* [Exercise]: Only the pictures are omitted; repeat all other data exactly.

* [Material for this task]:
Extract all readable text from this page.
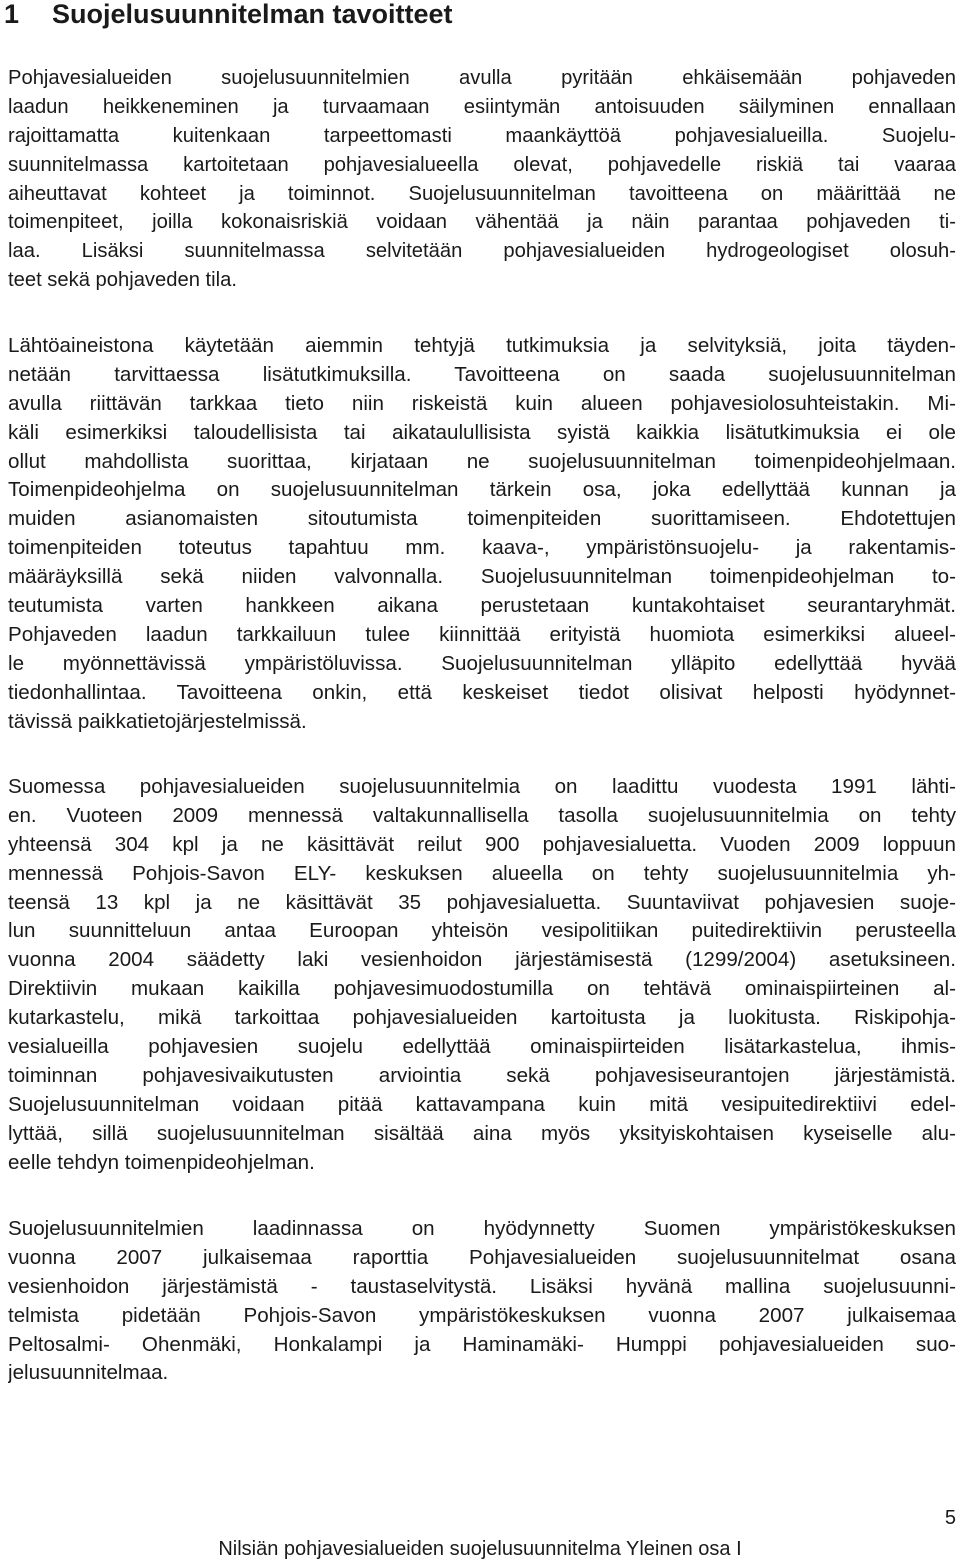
1 Suojelusuunnitelman tavoitteet
Pohjavesialueiden suojelusuunnitelmien avulla pyritään ehkäisemään pohjaveden
laadun heikkeneminen ja turvaamaan esiintymän antoisuuden säilyminen ennallaan
rajoittamatta kuitenkaan tarpeettomasti maankäyttöä pohjavesialueilla. Suojelu-
suunnitelmassa kartoitetaan pohjavesialueella olevat, pohjavedelle riskiä tai vaaraa
aiheuttavat kohteet ja toiminnot. Suojelusuunnitelman tavoitteena on määrittää ne
toimenpiteet, joilla kokonaisriskiä voidaan vähentää ja näin parantaa pohjaveden ti-
laa. Lisäksi suunnitelmassa selvitetään pohjavesialueiden hydrogeologiset olosuh-
teet sekä pohjaveden tila.
Lähtöaineistona käytetään aiemmin tehtyjä tutkimuksia ja selvityksiä, joita täyden-
netään tarvittaessa lisätutkimuksilla. Tavoitteena on saada suojelusuunnitelman
avulla riittävän tarkkaa tieto niin riskeistä kuin alueen pohjavesiolosuhteistakin. Mi-
käli esimerkiksi taloudellisista tai aikataulullisista syistä kaikkia lisätutkimuksia ei ole
ollut mahdollista suorittaa, kirjataan ne suojelusuunnitelman toimenpideohjelmaan.
Toimenpideohjelma on suojelusuunnitelman tärkein osa, joka edellyttää kunnan ja
muiden asianomaisten sitoutumista toimenpiteiden suorittamiseen. Ehdotettujen
toimenpiteiden toteutus tapahtuu mm. kaava-, ympäristönsuojelu- ja rakentamis-
määräyksillä sekä niiden valvonnalla. Suojelusuunnitelman toimenpideohjelman to-
teutumista varten hankkeen aikana perustetaan kuntakohtaiset seurantaryhmät.
Pohjaveden laadun tarkkailuun tulee kiinnittää erityistä huomiota esimerkiksi alueel-
le myönnettävissä ympäristöluvissa. Suojelusuunnitelman ylläpito edellyttää hyvää
tiedonhallintaa. Tavoitteena onkin, että keskeiset tiedot olisivat helposti hyödynnet-
tävissä paikkatietojärjestelmissä.
Suomessa pohjavesialueiden suojelusuunnitelmia on laadittu vuodesta 1991 lähti-
en. Vuoteen 2009 mennessä valtakunnallisella tasolla suojelusuunnitelmia on tehty
yhteensä 304 kpl ja ne käsittävät reilut 900 pohjavesialuetta. Vuoden 2009 loppuun
mennessä Pohjois-Savon ELY- keskuksen alueella on tehty suojelusuunnitelmia yh-
teensä 13 kpl ja ne käsittävät 35 pohjavesialuetta. Suuntaviivat pohjavesien suoje-
lun suunnitteluun antaa Euroopan yhteisön vesipolitiikan puitedirektiivin perusteella
vuonna 2004 säädetty laki vesienhoidon järjestämisestä (1299/2004) asetuksineen.
Direktiivin mukaan kaikilla pohjavesimuodostumilla on tehtävä ominaispiirteinen al-
kutarkastelu, mikä tarkoittaa pohjavesialueiden kartoitusta ja luokitusta. Riskipohja-
vesialueilla pohjavesien suojelu edellyttää ominaispiirteiden lisätarkastelua, ihmis-
toiminnan pohjavesivaikutusten arviointia sekä pohjavesiseurantojen järjestämistä.
Suojelusuunnitelman voidaan pitää kattavampana kuin mitä vesipuitedirektiivi edel-
lyttää, sillä suojelusuunnitelman sisältää aina myös yksityiskohtaisen kyseiselle alu-
eelle tehdyn toimenpideohjelman.
Suojelusuunnitelmien laadinnassa on hyödynnetty Suomen ympäristökeskuksen
vuonna 2007 julkaisemaa raporttia Pohjavesialueiden suojelusuunnitelmat osana
vesienhoidon järjestämistä - taustaselvitystä. Lisäksi hyvänä mallina suojelusuunni-
telmista pidetään Pohjois-Savon ympäristökeskuksen vuonna 2007 julkaisemaa
Peltosalmi- Ohenmäki, Honkalampi ja Haminamäki- Humppi pohjavesialueiden suo-
jelusuunnitelmaa.
5
Nilsiän pohjavesialueiden suojelusuunnitelma Yleinen osa I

* [Answer to this task]:
Extract all readable text from this page.
1 Suojelusuunnitelman tavoitteet
Pohjavesialueiden suojelusuunnitelmien avulla pyritään ehkäisemään pohjaveden
laadun heikkeneminen ja turvaamaan esiintymän antoisuuden säilyminen ennallaan
rajoittamatta kuitenkaan tarpeettomasti maankäyttöä pohjavesialueilla. Suojelu-
suunnitelmassa kartoitetaan pohjavesialueella olevat, pohjavedelle riskiä tai vaaraa
aiheuttavat kohteet ja toiminnot. Suojelusuunnitelman tavoitteena on määrittää ne
toimenpiteet, joilla kokonaisriskiä voidaan vähentää ja näin parantaa pohjaveden ti-
laa. Lisäksi suunnitelmassa selvitetään pohjavesialueiden hydrogeologiset olosuh-
teet sekä pohjaveden tila.
Lähtöaineistona käytetään aiemmin tehtyjä tutkimuksia ja selvityksiä, joita täyden-
netään tarvittaessa lisätutkimuksilla. Tavoitteena on saada suojelusuunnitelman
avulla riittävän tarkkaa tieto niin riskeistä kuin alueen pohjavesiolosuhteistakin. Mi-
käli esimerkiksi taloudellisista tai aikataulullisista syistä kaikkia lisätutkimuksia ei ole
ollut mahdollista suorittaa, kirjataan ne suojelusuunnitelman toimenpideohjelmaan.
Toimenpideohjelma on suojelusuunnitelman tärkein osa, joka edellyttää kunnan ja
muiden asianomaisten sitoutumista toimenpiteiden suorittamiseen. Ehdotettujen
toimenpiteiden toteutus tapahtuu mm. kaava-, ympäristönsuojelu- ja rakentamis-
määräyksillä sekä niiden valvonnalla. Suojelusuunnitelman toimenpideohjelman to-
teutumista varten hankkeen aikana perustetaan kuntakohtaiset seurantaryhmät.
Pohjaveden laadun tarkkailuun tulee kiinnittää erityistä huomiota esimerkiksi alueel-
le myönnettävissä ympäristöluvissa. Suojelusuunnitelman ylläpito edellyttää hyvää
tiedonhallintaa. Tavoitteena onkin, että keskeiset tiedot olisivat helposti hyödynnet-
tävissä paikkatietojärjestelmissä.
Suomessa pohjavesialueiden suojelusuunnitelmia on laadittu vuodesta 1991 lähti-
en. Vuoteen 2009 mennessä valtakunnallisella tasolla suojelusuunnitelmia on tehty
yhteensä 304 kpl ja ne käsittävät reilut 900 pohjavesialuetta. Vuoden 2009 loppuun
mennessä Pohjois-Savon ELY- keskuksen alueella on tehty suojelusuunnitelmia yh-
teensä 13 kpl ja ne käsittävät 35 pohjavesialuetta. Suuntaviivat pohjavesien suoje-
lun suunnitteluun antaa Euroopan yhteisön vesipolitiikan puitedirektiivin perusteella
vuonna 2004 säädetty laki vesienhoidon järjestämisestä (1299/2004) asetuksineen.
Direktiivin mukaan kaikilla pohjavesimuodostumilla on tehtävä ominaispiirteinen al-
kutarkastelu, mikä tarkoittaa pohjavesialueiden kartoitusta ja luokitusta. Riskipohja-
vesialueilla pohjavesien suojelu edellyttää ominaispiirteiden lisätarkastelua, ihmis-
toiminnan pohjavesivaikutusten arviointia sekä pohjavesiseurantojen järjestämistä.
Suojelusuunnitelman voidaan pitää kattavampana kuin mitä vesipuitedirektiivi edel-
lyttää, sillä suojelusuunnitelman sisältää aina myös yksityiskohtaisen kyseiselle alu-
eelle tehdyn toimenpideohjelman.
Suojelusuunnitelmien laadinnassa on hyödynnetty Suomen ympäristökeskuksen
vuonna 2007 julkaisemaa raporttia Pohjavesialueiden suojelusuunnitelmat osana
vesienhoidon järjestämistä - taustaselvitystä. Lisäksi hyvänä mallina suojelusuunni-
telmista pidetään Pohjois-Savon ympäristökeskuksen vuonna 2007 julkaisemaa
Peltosalmi- Ohenmäki, Honkalampi ja Haminamäki- Humppi pohjavesialueiden suo-
jelusuunnitelmaa.
5
Nilsiän pohjavesialueiden suojelusuunnitelma Yleinen osa I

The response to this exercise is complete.